**PROBLEM DETAILS:**
Restate each of the lines below word for word and drop every picture.

**PROVIDED DATA:**

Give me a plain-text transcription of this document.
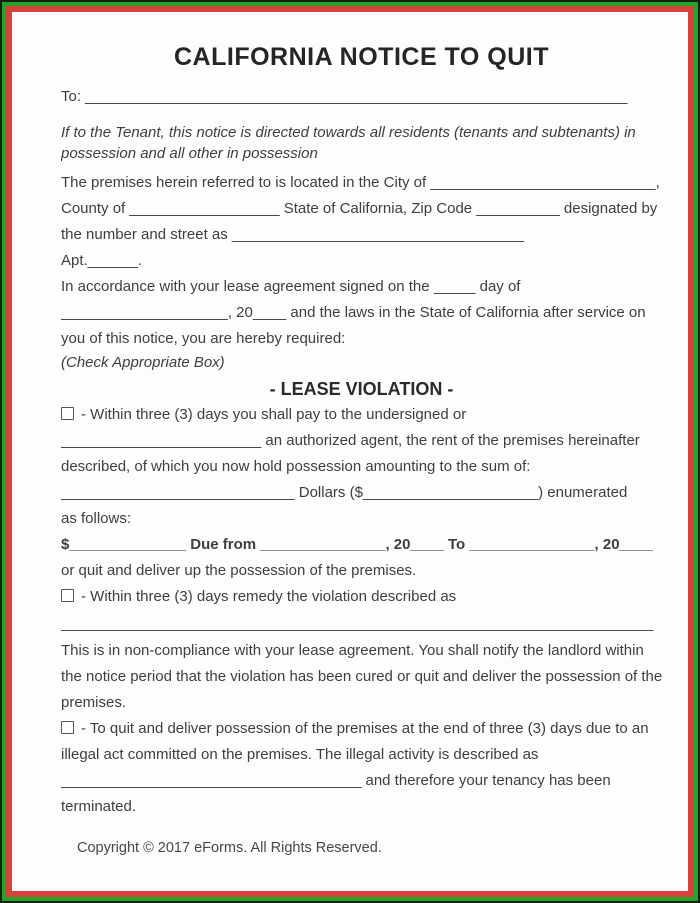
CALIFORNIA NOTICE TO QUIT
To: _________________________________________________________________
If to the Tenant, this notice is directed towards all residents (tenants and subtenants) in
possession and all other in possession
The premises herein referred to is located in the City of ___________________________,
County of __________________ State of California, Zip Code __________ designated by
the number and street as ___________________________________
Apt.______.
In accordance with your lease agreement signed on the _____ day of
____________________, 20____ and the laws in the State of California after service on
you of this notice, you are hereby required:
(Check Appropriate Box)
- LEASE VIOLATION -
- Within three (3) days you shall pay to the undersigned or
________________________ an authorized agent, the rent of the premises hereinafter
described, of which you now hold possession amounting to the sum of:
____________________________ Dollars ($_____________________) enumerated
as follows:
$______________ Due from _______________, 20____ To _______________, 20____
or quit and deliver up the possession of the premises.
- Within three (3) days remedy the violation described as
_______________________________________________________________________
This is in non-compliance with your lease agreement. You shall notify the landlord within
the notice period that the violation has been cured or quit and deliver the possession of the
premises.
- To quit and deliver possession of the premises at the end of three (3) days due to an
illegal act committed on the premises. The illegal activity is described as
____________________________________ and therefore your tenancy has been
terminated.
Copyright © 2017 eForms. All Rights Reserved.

**EXERCISE RESPONSE:**
Give me a plain-text transcription of this document.
CALIFORNIA NOTICE TO QUIT
To: _________________________________________________________________
If to the Tenant, this notice is directed towards all residents (tenants and subtenants) in
possession and all other in possession
The premises herein referred to is located in the City of ___________________________,
County of __________________ State of California, Zip Code __________ designated by
the number and street as ___________________________________
Apt.______.
In accordance with your lease agreement signed on the _____ day of
____________________, 20____ and the laws in the State of California after service on
you of this notice, you are hereby required:
(Check Appropriate Box)
- LEASE VIOLATION -
- Within three (3) days you shall pay to the undersigned or
________________________ an authorized agent, the rent of the premises hereinafter
described, of which you now hold possession amounting to the sum of:
____________________________ Dollars ($_____________________) enumerated
as follows:
$______________ Due from _______________, 20____ To _______________, 20____
or quit and deliver up the possession of the premises.
- Within three (3) days remedy the violation described as
_______________________________________________________________________
This is in non-compliance with your lease agreement. You shall notify the landlord within
the notice period that the violation has been cured or quit and deliver the possession of the
premises.
- To quit and deliver possession of the premises at the end of three (3) days due to an
illegal act committed on the premises. The illegal activity is described as
____________________________________ and therefore your tenancy has been
terminated.
Copyright © 2017 eForms. All Rights Reserved.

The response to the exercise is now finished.